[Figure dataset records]
## Begin

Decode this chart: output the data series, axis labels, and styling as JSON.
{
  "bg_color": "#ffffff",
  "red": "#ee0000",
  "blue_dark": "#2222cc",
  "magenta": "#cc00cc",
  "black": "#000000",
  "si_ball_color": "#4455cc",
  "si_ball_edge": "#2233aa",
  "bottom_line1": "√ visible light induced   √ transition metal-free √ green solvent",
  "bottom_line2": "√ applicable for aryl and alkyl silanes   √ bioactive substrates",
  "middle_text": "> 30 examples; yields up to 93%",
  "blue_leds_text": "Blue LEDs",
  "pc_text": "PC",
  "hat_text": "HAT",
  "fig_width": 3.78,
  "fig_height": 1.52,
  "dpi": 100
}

## End

- What you need to do
Return what is listed above, exactly and completely.

- Finished task
Decode this chart: output the data series, axis labels, and styling as JSON.
{
  "bg_color": "#ffffff",
  "red": "#ee0000",
  "blue_dark": "#2222cc",
  "magenta": "#cc00cc",
  "black": "#000000",
  "si_ball_color": "#4455cc",
  "si_ball_edge": "#2233aa",
  "bottom_line1": "√ visible light induced   √ transition metal-free √ green solvent",
  "bottom_line2": "√ applicable for aryl and alkyl silanes   √ bioactive substrates",
  "middle_text": "> 30 examples; yields up to 93%",
  "blue_leds_text": "Blue LEDs",
  "pc_text": "PC",
  "hat_text": "HAT",
  "fig_width": 3.78,
  "fig_height": 1.52,
  "dpi": 100
}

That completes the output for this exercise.